▸ What the exercise asks
Determine the number of lines that contain the word "name", then state that number and nothing more.

▸ Source data

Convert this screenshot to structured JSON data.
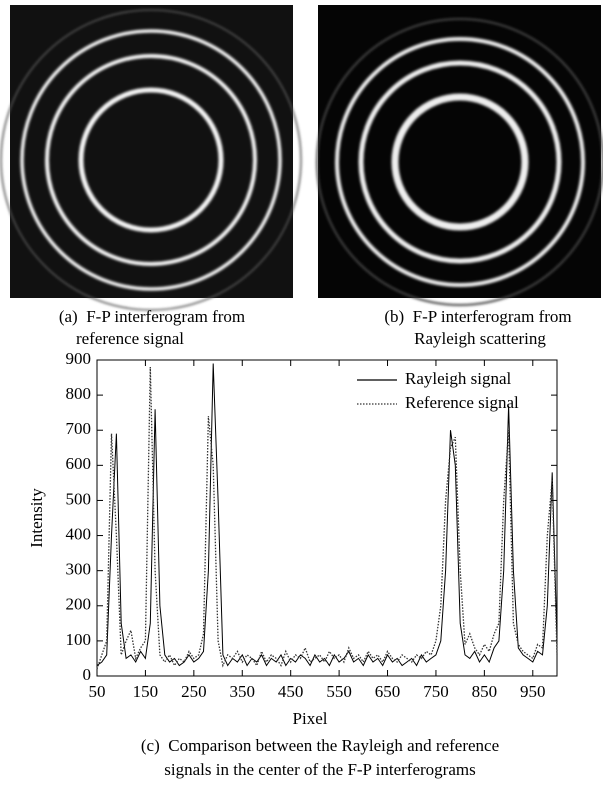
{
  "figures": [
    {
      "caption": [
        "(a)  F-P interferogram from",
        "reference signal"
      ]
    },
    {
      "caption": [
        "(b)  F-P interferogram from",
        "Rayleigh scattering"
      ]
    }
  ],
  "chart_data": {
    "type": "line",
    "x_label": "Pixel",
    "y_label": "Intensity",
    "caption": [
      "(c)  Comparison between the Rayleigh and reference",
      "signals in the center of the F-P interferograms"
    ],
    "xlim": [
      50,
      1000
    ],
    "ylim": [
      0,
      900
    ],
    "xticks": [
      50,
      150,
      250,
      350,
      450,
      550,
      650,
      750,
      850,
      950
    ],
    "yticks": [
      0,
      100,
      200,
      300,
      400,
      500,
      600,
      700,
      800,
      900
    ],
    "legend": "upper right",
    "x": [
      50,
      60,
      70,
      80,
      90,
      100,
      110,
      120,
      130,
      140,
      150,
      160,
      170,
      180,
      190,
      200,
      210,
      220,
      230,
      240,
      250,
      260,
      270,
      280,
      290,
      300,
      310,
      320,
      330,
      340,
      350,
      360,
      370,
      380,
      390,
      400,
      410,
      420,
      430,
      440,
      450,
      460,
      470,
      480,
      490,
      500,
      510,
      520,
      530,
      540,
      550,
      560,
      570,
      580,
      590,
      600,
      610,
      620,
      630,
      640,
      650,
      660,
      670,
      680,
      690,
      700,
      710,
      720,
      730,
      740,
      750,
      760,
      770,
      780,
      790,
      800,
      810,
      820,
      830,
      840,
      850,
      860,
      870,
      880,
      890,
      900,
      910,
      920,
      930,
      940,
      950,
      960,
      970,
      980,
      990,
      1000
    ],
    "series": [
      {
        "name": "Rayleigh signal",
        "color": "#000000",
        "line_style": "solid",
        "values": [
          30,
          40,
          60,
          400,
          690,
          150,
          50,
          60,
          40,
          70,
          50,
          150,
          760,
          200,
          60,
          40,
          50,
          30,
          40,
          60,
          40,
          50,
          70,
          300,
          890,
          500,
          60,
          30,
          50,
          40,
          60,
          30,
          50,
          40,
          60,
          30,
          50,
          40,
          60,
          30,
          50,
          40,
          60,
          50,
          30,
          60,
          40,
          50,
          30,
          60,
          40,
          50,
          70,
          40,
          50,
          30,
          60,
          40,
          50,
          30,
          60,
          40,
          50,
          30,
          40,
          50,
          30,
          60,
          40,
          50,
          60,
          100,
          300,
          700,
          600,
          150,
          60,
          50,
          70,
          40,
          60,
          40,
          80,
          100,
          300,
          770,
          300,
          80,
          60,
          50,
          40,
          70,
          60,
          200,
          580,
          100
        ]
      },
      {
        "name": "Reference signal",
        "color": "#333333",
        "line_style": "dotted",
        "values": [
          20,
          60,
          100,
          690,
          400,
          60,
          100,
          130,
          50,
          80,
          100,
          880,
          300,
          60,
          40,
          60,
          30,
          50,
          40,
          70,
          50,
          60,
          120,
          740,
          600,
          100,
          30,
          60,
          50,
          70,
          40,
          60,
          50,
          30,
          70,
          40,
          60,
          50,
          30,
          70,
          40,
          60,
          50,
          80,
          40,
          50,
          60,
          40,
          70,
          50,
          60,
          40,
          80,
          50,
          60,
          40,
          70,
          50,
          60,
          40,
          70,
          50,
          40,
          60,
          50,
          40,
          60,
          50,
          70,
          60,
          100,
          200,
          500,
          650,
          680,
          300,
          90,
          120,
          80,
          60,
          90,
          70,
          120,
          150,
          500,
          700,
          150,
          90,
          70,
          60,
          50,
          90,
          80,
          400,
          560,
          60
        ]
      }
    ]
  }
}
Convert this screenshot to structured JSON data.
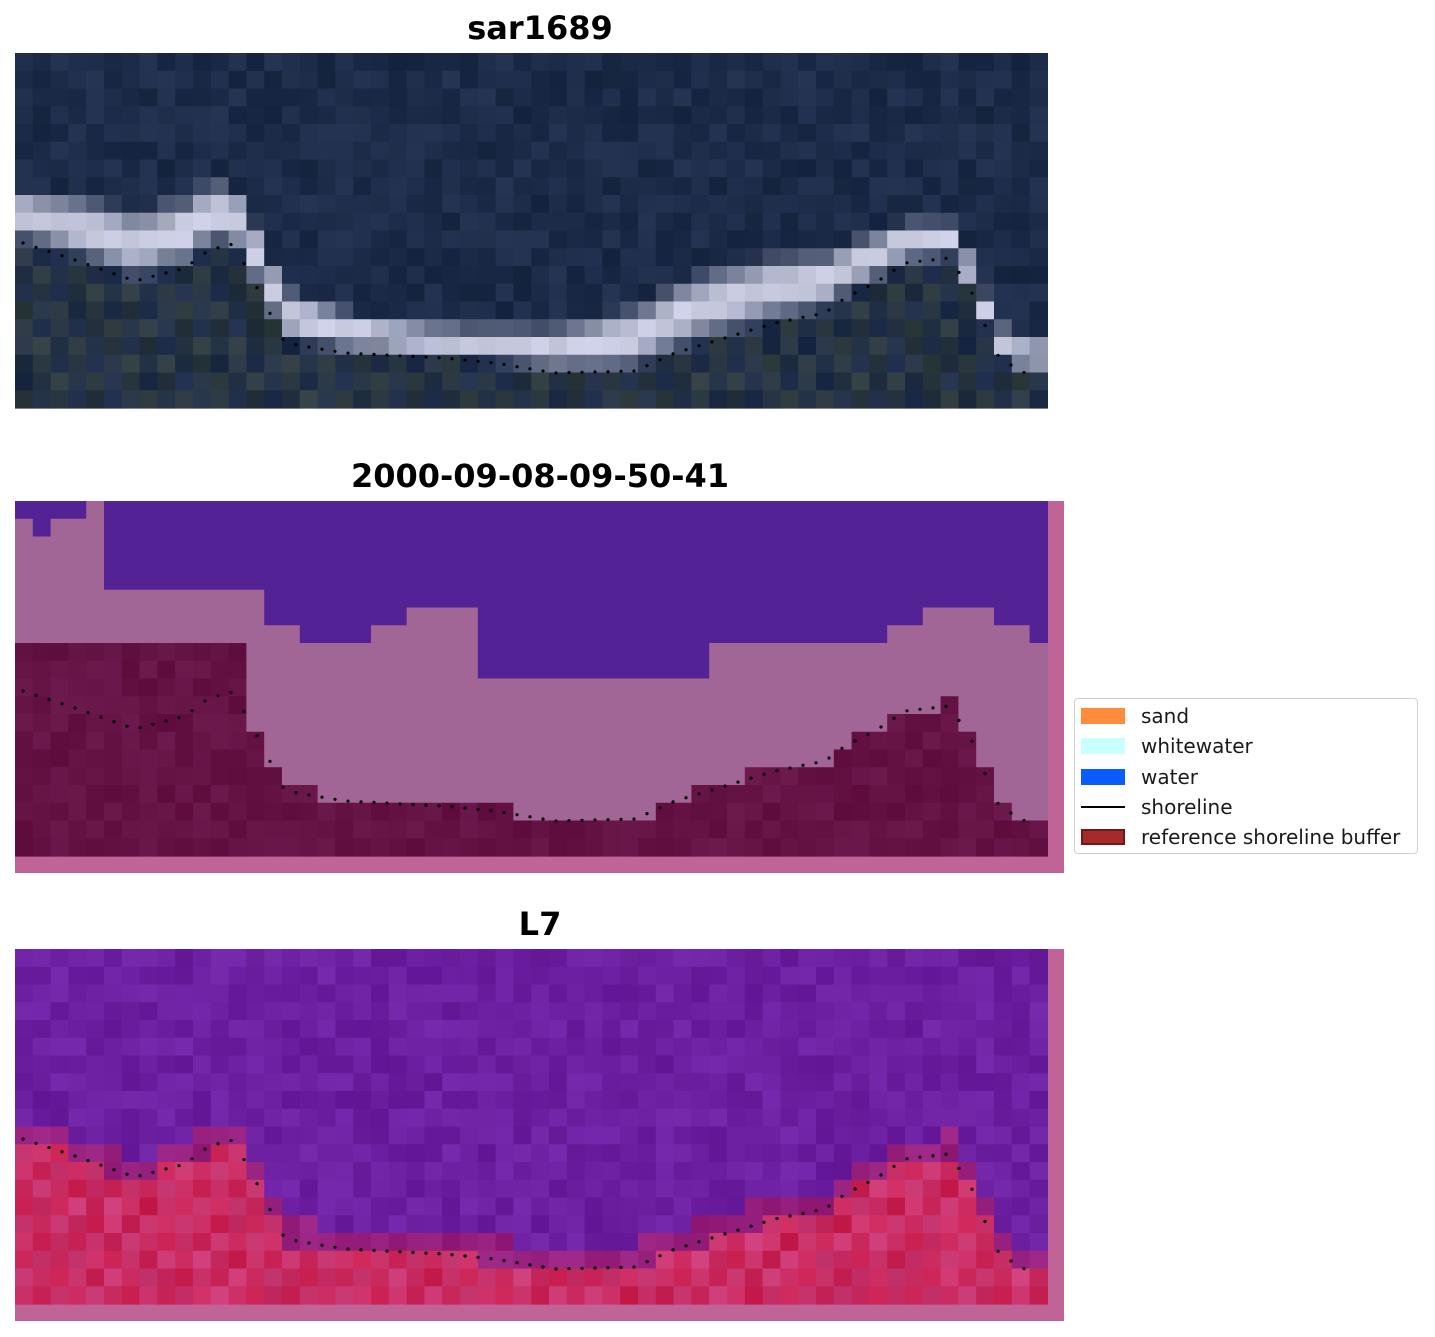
{
  "panels": [
    {
      "title": "sar1689"
    },
    {
      "title": "2000-09-08-09-50-41"
    },
    {
      "title": "L7"
    }
  ],
  "legend": {
    "items": [
      {
        "label": "sand",
        "kind": "patch",
        "color": "#ff8c3a"
      },
      {
        "label": "whitewater",
        "kind": "patch",
        "color": "#c8ffff"
      },
      {
        "label": "water",
        "kind": "patch",
        "color": "#0a5cff"
      },
      {
        "label": "shoreline",
        "kind": "line",
        "color": "#000000"
      },
      {
        "label": "reference shoreline buffer",
        "kind": "patch",
        "color": "#a52a2a",
        "edge": "#7a1515"
      }
    ]
  },
  "colors": {
    "rgb_water": "#1c2b48",
    "rgb_whitewater": "#c8cbe0",
    "rgb_vegetation": "#3b4636",
    "class_water": "#532295",
    "class_whitewater": "#a26696",
    "class_sand": "#651245",
    "class_buffer": "#c06396",
    "index_water": "#6c1fa0",
    "index_land": "#c92052"
  }
}
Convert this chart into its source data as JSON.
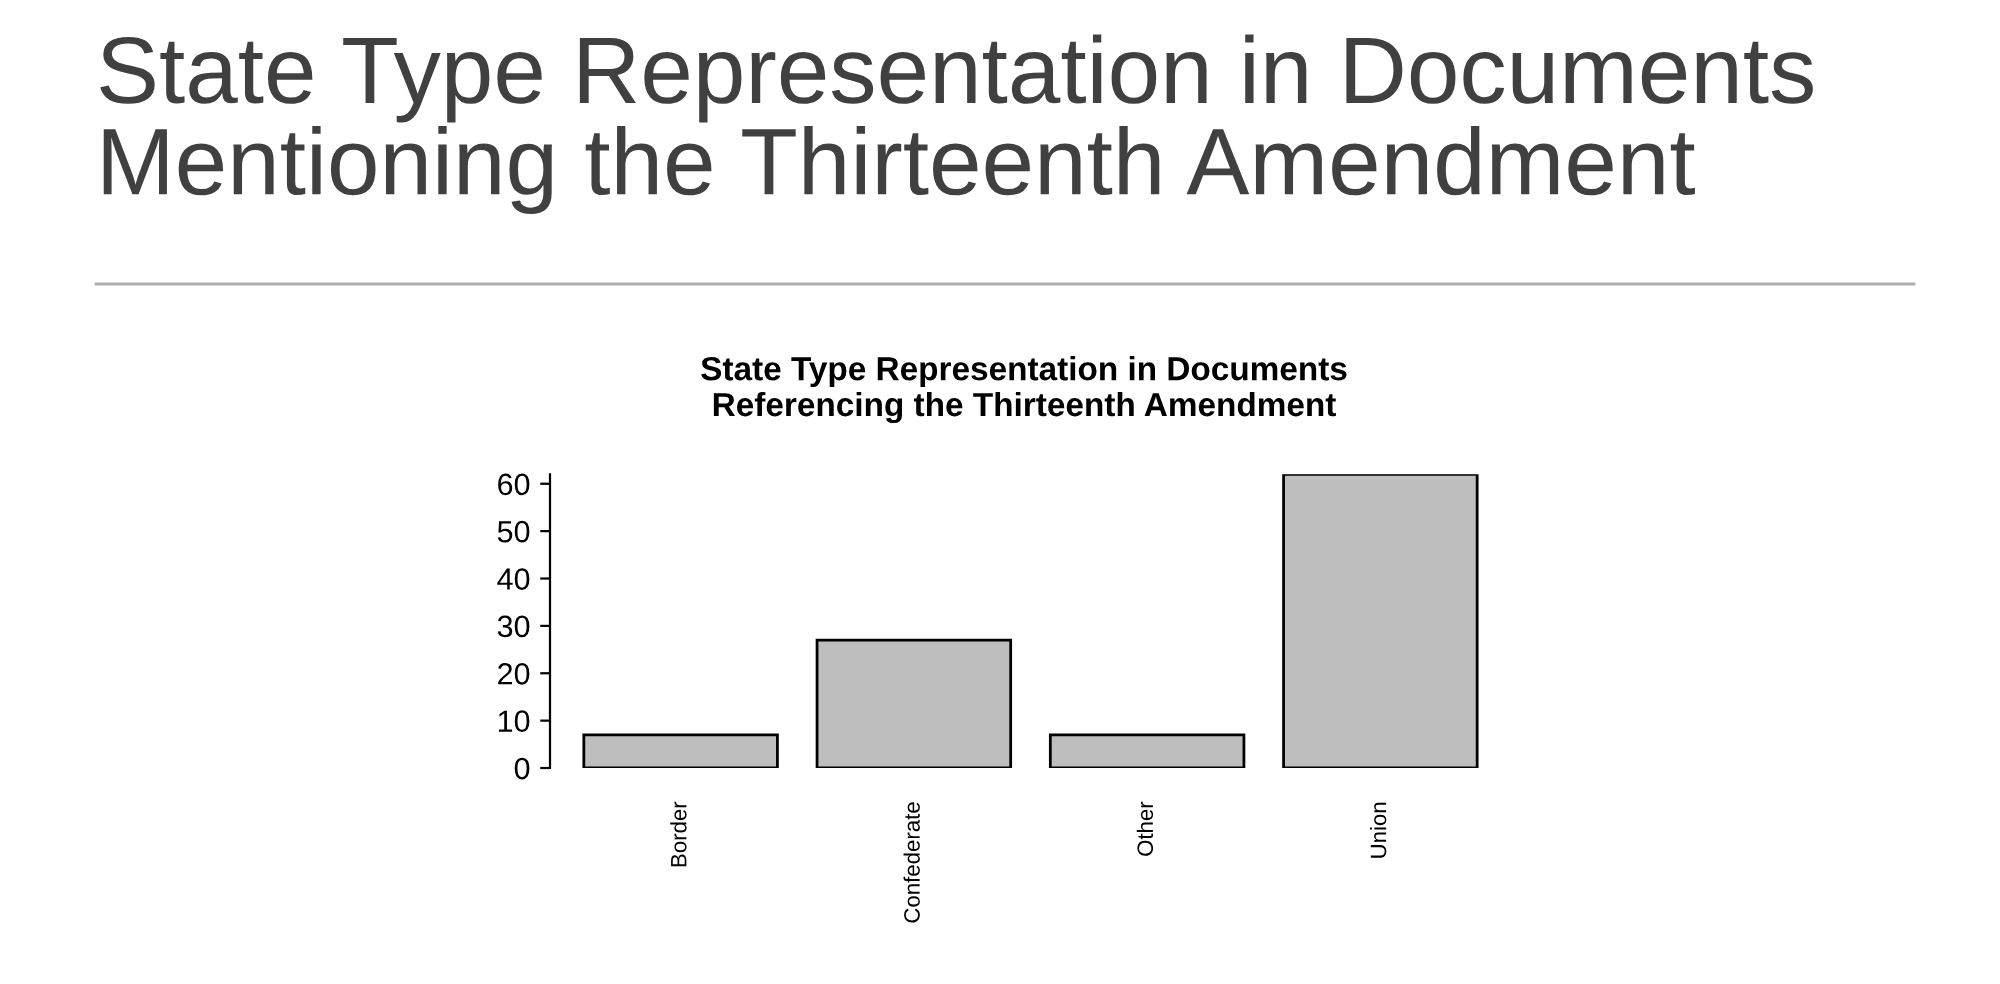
{
  "chart_data": {
    "type": "bar",
    "title": "State Type Representation in Documents\nMentioning the Thirteenth Amendment",
    "subtitle": "State Type Representation in Documents\nReferencing the Thirteenth Amendment",
    "categories": [
      "Border",
      "Confederate",
      "Other",
      "Union"
    ],
    "values": [
      7,
      27,
      7,
      62
    ],
    "color": "#bebebe",
    "ylim": [
      0,
      62
    ],
    "yticks": [
      0,
      10,
      20,
      30,
      40,
      50,
      60
    ],
    "grid": false
  }
}
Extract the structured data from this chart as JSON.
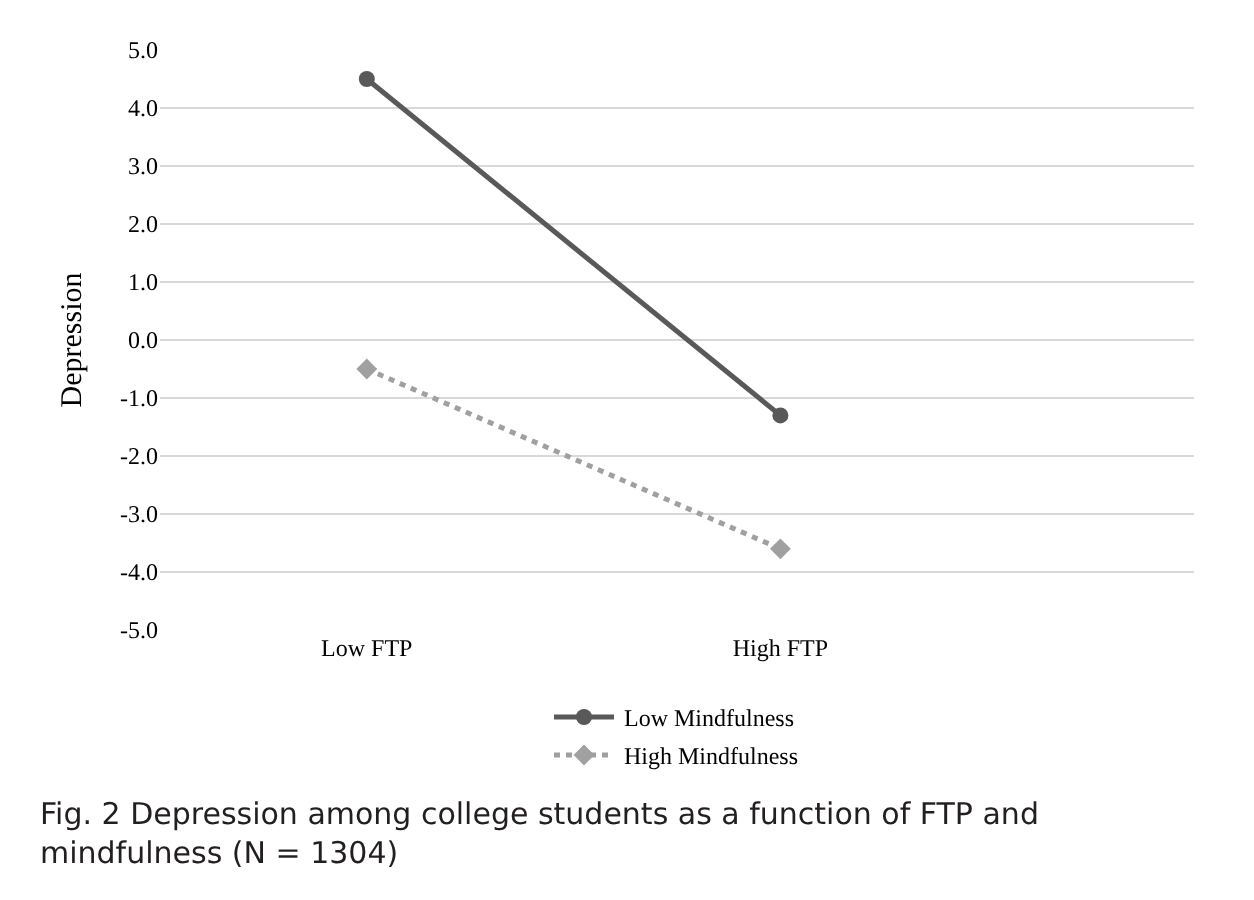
{
  "chart_data": {
    "type": "line",
    "ylabel": "Depression",
    "categories": [
      "Low FTP",
      "High FTP"
    ],
    "series": [
      {
        "name": "Low Mindfulness",
        "color": "#595959",
        "values": [
          4.5,
          -1.3
        ],
        "marker": "circle",
        "line_style": "solid"
      },
      {
        "name": "High Mindfulness",
        "color": "#a0a0a0",
        "values": [
          -0.5,
          -3.6
        ],
        "marker": "diamond",
        "line_style": "dotted"
      }
    ],
    "ylim": [
      -5.0,
      5.0
    ],
    "yticks": [
      {
        "value": 5,
        "label": "5.0"
      },
      {
        "value": 4,
        "label": "4.0"
      },
      {
        "value": 3,
        "label": "3.0"
      },
      {
        "value": 2,
        "label": "2.0"
      },
      {
        "value": 1,
        "label": "1.0"
      },
      {
        "value": 0,
        "label": "0.0"
      },
      {
        "value": -1,
        "label": "-1.0"
      },
      {
        "value": -2,
        "label": "-2.0"
      },
      {
        "value": -3,
        "label": "-3.0"
      },
      {
        "value": -4,
        "label": "-4.0"
      },
      {
        "value": -5,
        "label": "-5.0"
      }
    ],
    "grid": "y",
    "legend": "bottom",
    "annotations": [
      "Fig. 2 Depression among college students as a function of FTP and mindfulness (N = 1304)"
    ]
  }
}
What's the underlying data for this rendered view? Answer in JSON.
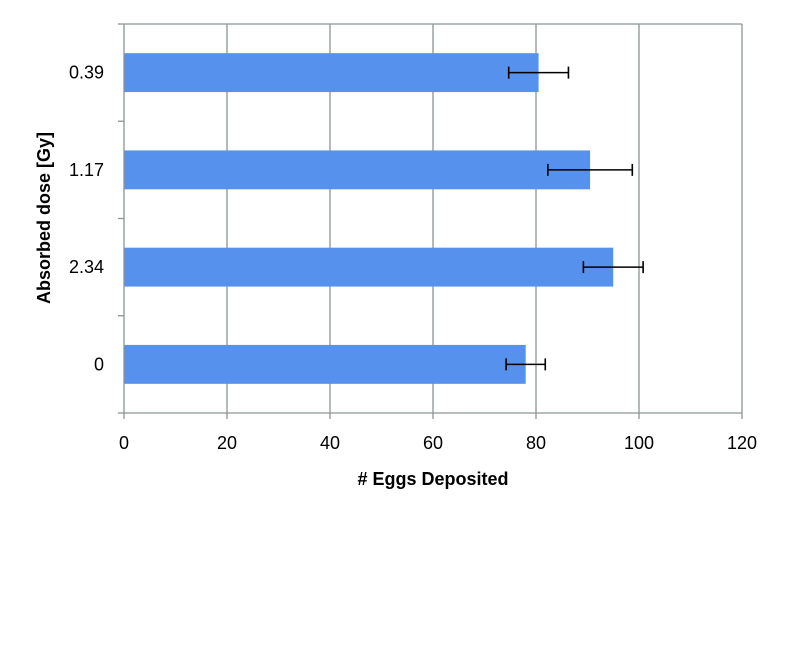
{
  "chart_data": {
    "type": "bar",
    "orientation": "horizontal",
    "title": "",
    "xlabel": "# Eggs Deposited",
    "ylabel": "Absorbed dose [Gy]",
    "categories": [
      "0.39",
      "1.17",
      "2.34",
      "0"
    ],
    "values": [
      80.5,
      90.5,
      95,
      78
    ],
    "errors": [
      5.8,
      8.2,
      5.8,
      3.8
    ],
    "xlim": [
      0,
      120
    ],
    "xticks": [
      "0",
      "20",
      "40",
      "60",
      "80",
      "100",
      "120"
    ],
    "grid": true,
    "legend": "none",
    "bar_color": "#5591ED",
    "error_color": "#000000",
    "grid_color": "#8C9494"
  }
}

▸ Finished answer
4